→ TO BE DONE: Will you give every entry again exactly as it stands?

→ DATASET EXTRACT:
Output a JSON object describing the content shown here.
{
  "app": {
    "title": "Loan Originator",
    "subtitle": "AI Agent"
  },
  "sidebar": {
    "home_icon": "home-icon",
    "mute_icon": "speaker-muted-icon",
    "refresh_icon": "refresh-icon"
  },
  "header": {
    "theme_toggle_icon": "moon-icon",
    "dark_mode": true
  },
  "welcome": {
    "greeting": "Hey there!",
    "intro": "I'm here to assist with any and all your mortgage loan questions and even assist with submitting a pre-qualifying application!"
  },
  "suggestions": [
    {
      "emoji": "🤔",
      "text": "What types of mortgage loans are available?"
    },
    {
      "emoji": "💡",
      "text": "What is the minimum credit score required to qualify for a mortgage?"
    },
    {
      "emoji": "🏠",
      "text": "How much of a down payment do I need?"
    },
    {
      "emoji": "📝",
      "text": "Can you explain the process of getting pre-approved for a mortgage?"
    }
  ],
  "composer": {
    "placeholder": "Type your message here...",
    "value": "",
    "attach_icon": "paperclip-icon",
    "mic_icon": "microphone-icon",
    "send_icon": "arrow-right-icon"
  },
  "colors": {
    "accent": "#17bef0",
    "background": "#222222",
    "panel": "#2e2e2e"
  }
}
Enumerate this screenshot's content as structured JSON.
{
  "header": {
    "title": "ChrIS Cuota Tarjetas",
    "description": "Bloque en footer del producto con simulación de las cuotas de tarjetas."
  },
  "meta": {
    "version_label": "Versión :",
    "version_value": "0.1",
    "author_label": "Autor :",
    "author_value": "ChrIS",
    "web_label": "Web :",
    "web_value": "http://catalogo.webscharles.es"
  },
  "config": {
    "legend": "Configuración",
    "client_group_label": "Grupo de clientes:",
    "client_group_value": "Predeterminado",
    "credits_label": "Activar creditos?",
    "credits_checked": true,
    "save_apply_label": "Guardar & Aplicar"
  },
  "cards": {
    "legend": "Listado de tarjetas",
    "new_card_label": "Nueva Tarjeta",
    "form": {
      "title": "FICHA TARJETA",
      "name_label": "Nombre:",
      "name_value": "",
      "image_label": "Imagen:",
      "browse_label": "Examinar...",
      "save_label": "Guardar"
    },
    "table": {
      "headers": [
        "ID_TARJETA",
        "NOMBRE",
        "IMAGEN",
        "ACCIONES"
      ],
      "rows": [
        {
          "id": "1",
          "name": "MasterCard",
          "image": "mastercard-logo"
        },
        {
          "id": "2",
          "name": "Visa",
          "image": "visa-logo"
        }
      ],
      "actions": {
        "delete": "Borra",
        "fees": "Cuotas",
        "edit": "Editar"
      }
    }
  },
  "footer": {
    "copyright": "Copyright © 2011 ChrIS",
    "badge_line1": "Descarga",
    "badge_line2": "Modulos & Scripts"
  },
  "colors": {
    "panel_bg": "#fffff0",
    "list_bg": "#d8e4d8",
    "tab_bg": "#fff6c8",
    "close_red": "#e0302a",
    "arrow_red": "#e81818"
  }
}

→ REPLY:
Output a JSON object describing the content shown here.
{
  "app": {
    "title": "Loan Originator",
    "subtitle": "AI Agent"
  },
  "sidebar": {
    "home_icon": "home-icon",
    "mute_icon": "speaker-muted-icon",
    "refresh_icon": "refresh-icon"
  },
  "header": {
    "theme_toggle_icon": "moon-icon",
    "dark_mode": true
  },
  "welcome": {
    "greeting": "Hey there!",
    "intro": "I'm here to assist with any and all your mortgage loan questions and even assist with submitting a pre-qualifying application!"
  },
  "suggestions": [
    {
      "emoji": "🤔",
      "text": "What types of mortgage loans are available?"
    },
    {
      "emoji": "💡",
      "text": "What is the minimum credit score required to qualify for a mortgage?"
    },
    {
      "emoji": "🏠",
      "text": "How much of a down payment do I need?"
    },
    {
      "emoji": "📝",
      "text": "Can you explain the process of getting pre-approved for a mortgage?"
    }
  ],
  "composer": {
    "placeholder": "Type your message here...",
    "value": "",
    "attach_icon": "paperclip-icon",
    "mic_icon": "microphone-icon",
    "send_icon": "arrow-right-icon"
  },
  "colors": {
    "accent": "#17bef0",
    "background": "#222222",
    "panel": "#2e2e2e"
  }
}
Enumerate this screenshot's content as structured JSON.
{
  "header": {
    "title": "ChrIS Cuota Tarjetas",
    "description": "Bloque en footer del producto con simulación de las cuotas de tarjetas."
  },
  "meta": {
    "version_label": "Versión :",
    "version_value": "0.1",
    "author_label": "Autor :",
    "author_value": "ChrIS",
    "web_label": "Web :",
    "web_value": "http://catalogo.webscharles.es"
  },
  "config": {
    "legend": "Configuración",
    "client_group_label": "Grupo de clientes:",
    "client_group_value": "Predeterminado",
    "credits_label": "Activar creditos?",
    "credits_checked": true,
    "save_apply_label": "Guardar & Aplicar"
  },
  "cards": {
    "legend": "Listado de tarjetas",
    "new_card_label": "Nueva Tarjeta",
    "form": {
      "title": "FICHA TARJETA",
      "name_label": "Nombre:",
      "name_value": "",
      "image_label": "Imagen:",
      "browse_label": "Examinar...",
      "save_label": "Guardar"
    },
    "table": {
      "headers": [
        "ID_TARJETA",
        "NOMBRE",
        "IMAGEN",
        "ACCIONES"
      ],
      "rows": [
        {
          "id": "1",
          "name": "MasterCard",
          "image": "mastercard-logo"
        },
        {
          "id": "2",
          "name": "Visa",
          "image": "visa-logo"
        }
      ],
      "actions": {
        "delete": "Borra",
        "fees": "Cuotas",
        "edit": "Editar"
      }
    }
  },
  "footer": {
    "copyright": "Copyright © 2011 ChrIS",
    "badge_line1": "Descarga",
    "badge_line2": "Modulos & Scripts"
  },
  "colors": {
    "panel_bg": "#fffff0",
    "list_bg": "#d8e4d8",
    "tab_bg": "#fff6c8",
    "close_red": "#e0302a",
    "arrow_red": "#e81818"
  }
}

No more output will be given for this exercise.